● Data excerpts:
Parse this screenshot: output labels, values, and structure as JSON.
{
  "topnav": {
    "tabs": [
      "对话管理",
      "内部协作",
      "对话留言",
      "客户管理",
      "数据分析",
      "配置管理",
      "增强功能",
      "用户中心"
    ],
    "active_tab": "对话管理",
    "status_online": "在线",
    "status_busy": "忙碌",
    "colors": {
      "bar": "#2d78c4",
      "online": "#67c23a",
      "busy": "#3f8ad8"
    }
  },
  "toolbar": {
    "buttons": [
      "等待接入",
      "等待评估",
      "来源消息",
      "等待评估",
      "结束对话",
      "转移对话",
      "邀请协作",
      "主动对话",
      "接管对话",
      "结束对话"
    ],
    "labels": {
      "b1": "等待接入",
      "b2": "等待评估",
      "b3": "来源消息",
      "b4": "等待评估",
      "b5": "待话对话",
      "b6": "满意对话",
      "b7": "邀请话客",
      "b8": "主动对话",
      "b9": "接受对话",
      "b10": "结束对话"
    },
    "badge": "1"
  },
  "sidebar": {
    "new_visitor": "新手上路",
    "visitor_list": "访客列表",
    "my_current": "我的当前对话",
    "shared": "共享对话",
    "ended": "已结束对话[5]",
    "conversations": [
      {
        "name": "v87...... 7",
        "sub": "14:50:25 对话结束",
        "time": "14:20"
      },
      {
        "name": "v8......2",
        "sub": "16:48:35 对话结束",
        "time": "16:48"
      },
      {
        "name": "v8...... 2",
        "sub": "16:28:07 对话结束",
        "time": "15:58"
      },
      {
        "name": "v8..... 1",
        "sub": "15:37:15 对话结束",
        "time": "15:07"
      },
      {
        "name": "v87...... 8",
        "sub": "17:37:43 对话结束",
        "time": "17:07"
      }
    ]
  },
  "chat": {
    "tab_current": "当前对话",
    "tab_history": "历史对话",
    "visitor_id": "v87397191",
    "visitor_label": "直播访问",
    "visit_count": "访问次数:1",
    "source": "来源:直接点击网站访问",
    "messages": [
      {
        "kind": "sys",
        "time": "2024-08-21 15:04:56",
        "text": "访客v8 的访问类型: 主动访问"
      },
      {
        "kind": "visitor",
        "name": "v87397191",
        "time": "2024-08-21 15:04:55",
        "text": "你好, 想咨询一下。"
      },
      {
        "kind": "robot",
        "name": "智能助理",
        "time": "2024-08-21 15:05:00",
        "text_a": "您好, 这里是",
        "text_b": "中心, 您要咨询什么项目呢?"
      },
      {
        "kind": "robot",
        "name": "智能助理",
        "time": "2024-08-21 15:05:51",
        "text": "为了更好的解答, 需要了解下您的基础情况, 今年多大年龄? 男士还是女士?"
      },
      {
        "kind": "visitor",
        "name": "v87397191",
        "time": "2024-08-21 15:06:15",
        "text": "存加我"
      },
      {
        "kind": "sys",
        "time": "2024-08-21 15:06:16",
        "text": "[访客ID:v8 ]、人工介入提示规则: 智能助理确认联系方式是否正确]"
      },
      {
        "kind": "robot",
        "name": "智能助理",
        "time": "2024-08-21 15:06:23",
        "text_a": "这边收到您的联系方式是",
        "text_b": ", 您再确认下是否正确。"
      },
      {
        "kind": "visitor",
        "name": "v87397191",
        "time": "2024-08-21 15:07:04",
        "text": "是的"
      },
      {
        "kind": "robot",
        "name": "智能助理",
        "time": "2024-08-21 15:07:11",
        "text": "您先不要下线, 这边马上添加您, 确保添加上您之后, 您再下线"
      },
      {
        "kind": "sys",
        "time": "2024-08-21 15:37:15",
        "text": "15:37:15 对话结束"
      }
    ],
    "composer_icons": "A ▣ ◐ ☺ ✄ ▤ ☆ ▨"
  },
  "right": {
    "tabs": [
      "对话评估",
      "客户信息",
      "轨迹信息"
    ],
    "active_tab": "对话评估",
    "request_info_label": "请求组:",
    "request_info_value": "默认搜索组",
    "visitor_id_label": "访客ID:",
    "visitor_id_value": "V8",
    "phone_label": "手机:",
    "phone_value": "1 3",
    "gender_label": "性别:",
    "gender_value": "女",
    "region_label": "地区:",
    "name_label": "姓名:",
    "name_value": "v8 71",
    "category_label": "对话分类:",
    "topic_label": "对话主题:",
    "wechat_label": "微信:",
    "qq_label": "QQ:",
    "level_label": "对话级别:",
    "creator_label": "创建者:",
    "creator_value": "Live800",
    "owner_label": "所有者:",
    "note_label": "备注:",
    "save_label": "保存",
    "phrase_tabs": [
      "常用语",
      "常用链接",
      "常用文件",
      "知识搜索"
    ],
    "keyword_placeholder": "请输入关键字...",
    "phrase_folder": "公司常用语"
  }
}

● Problem:
Output the records exactly, including every line.

● Exercise result:
Parse this screenshot: output labels, values, and structure as JSON.
{
  "topnav": {
    "tabs": [
      "对话管理",
      "内部协作",
      "对话留言",
      "客户管理",
      "数据分析",
      "配置管理",
      "增强功能",
      "用户中心"
    ],
    "active_tab": "对话管理",
    "status_online": "在线",
    "status_busy": "忙碌",
    "colors": {
      "bar": "#2d78c4",
      "online": "#67c23a",
      "busy": "#3f8ad8"
    }
  },
  "toolbar": {
    "buttons": [
      "等待接入",
      "等待评估",
      "来源消息",
      "等待评估",
      "结束对话",
      "转移对话",
      "邀请协作",
      "主动对话",
      "接管对话",
      "结束对话"
    ],
    "labels": {
      "b1": "等待接入",
      "b2": "等待评估",
      "b3": "来源消息",
      "b4": "等待评估",
      "b5": "待话对话",
      "b6": "满意对话",
      "b7": "邀请话客",
      "b8": "主动对话",
      "b9": "接受对话",
      "b10": "结束对话"
    },
    "badge": "1"
  },
  "sidebar": {
    "new_visitor": "新手上路",
    "visitor_list": "访客列表",
    "my_current": "我的当前对话",
    "shared": "共享对话",
    "ended": "已结束对话[5]",
    "conversations": [
      {
        "name": "v87...... 7",
        "sub": "14:50:25 对话结束",
        "time": "14:20"
      },
      {
        "name": "v8......2",
        "sub": "16:48:35 对话结束",
        "time": "16:48"
      },
      {
        "name": "v8...... 2",
        "sub": "16:28:07 对话结束",
        "time": "15:58"
      },
      {
        "name": "v8..... 1",
        "sub": "15:37:15 对话结束",
        "time": "15:07"
      },
      {
        "name": "v87...... 8",
        "sub": "17:37:43 对话结束",
        "time": "17:07"
      }
    ]
  },
  "chat": {
    "tab_current": "当前对话",
    "tab_history": "历史对话",
    "visitor_id": "v87397191",
    "visitor_label": "直播访问",
    "visit_count": "访问次数:1",
    "source": "来源:直接点击网站访问",
    "messages": [
      {
        "kind": "sys",
        "time": "2024-08-21 15:04:56",
        "text": "访客v8 的访问类型: 主动访问"
      },
      {
        "kind": "visitor",
        "name": "v87397191",
        "time": "2024-08-21 15:04:55",
        "text": "你好, 想咨询一下。"
      },
      {
        "kind": "robot",
        "name": "智能助理",
        "time": "2024-08-21 15:05:00",
        "text_a": "您好, 这里是",
        "text_b": "中心, 您要咨询什么项目呢?"
      },
      {
        "kind": "robot",
        "name": "智能助理",
        "time": "2024-08-21 15:05:51",
        "text": "为了更好的解答, 需要了解下您的基础情况, 今年多大年龄? 男士还是女士?"
      },
      {
        "kind": "visitor",
        "name": "v87397191",
        "time": "2024-08-21 15:06:15",
        "text": "存加我"
      },
      {
        "kind": "sys",
        "time": "2024-08-21 15:06:16",
        "text": "[访客ID:v8 ]、人工介入提示规则: 智能助理确认联系方式是否正确]"
      },
      {
        "kind": "robot",
        "name": "智能助理",
        "time": "2024-08-21 15:06:23",
        "text_a": "这边收到您的联系方式是",
        "text_b": ", 您再确认下是否正确。"
      },
      {
        "kind": "visitor",
        "name": "v87397191",
        "time": "2024-08-21 15:07:04",
        "text": "是的"
      },
      {
        "kind": "robot",
        "name": "智能助理",
        "time": "2024-08-21 15:07:11",
        "text": "您先不要下线, 这边马上添加您, 确保添加上您之后, 您再下线"
      },
      {
        "kind": "sys",
        "time": "2024-08-21 15:37:15",
        "text": "15:37:15 对话结束"
      }
    ],
    "composer_icons": "A ▣ ◐ ☺ ✄ ▤ ☆ ▨"
  },
  "right": {
    "tabs": [
      "对话评估",
      "客户信息",
      "轨迹信息"
    ],
    "active_tab": "对话评估",
    "request_info_label": "请求组:",
    "request_info_value": "默认搜索组",
    "visitor_id_label": "访客ID:",
    "visitor_id_value": "V8",
    "phone_label": "手机:",
    "phone_value": "1 3",
    "gender_label": "性别:",
    "gender_value": "女",
    "region_label": "地区:",
    "name_label": "姓名:",
    "name_value": "v8 71",
    "category_label": "对话分类:",
    "topic_label": "对话主题:",
    "wechat_label": "微信:",
    "qq_label": "QQ:",
    "level_label": "对话级别:",
    "creator_label": "创建者:",
    "creator_value": "Live800",
    "owner_label": "所有者:",
    "note_label": "备注:",
    "save_label": "保存",
    "phrase_tabs": [
      "常用语",
      "常用链接",
      "常用文件",
      "知识搜索"
    ],
    "keyword_placeholder": "请输入关键字...",
    "phrase_folder": "公司常用语"
  }
}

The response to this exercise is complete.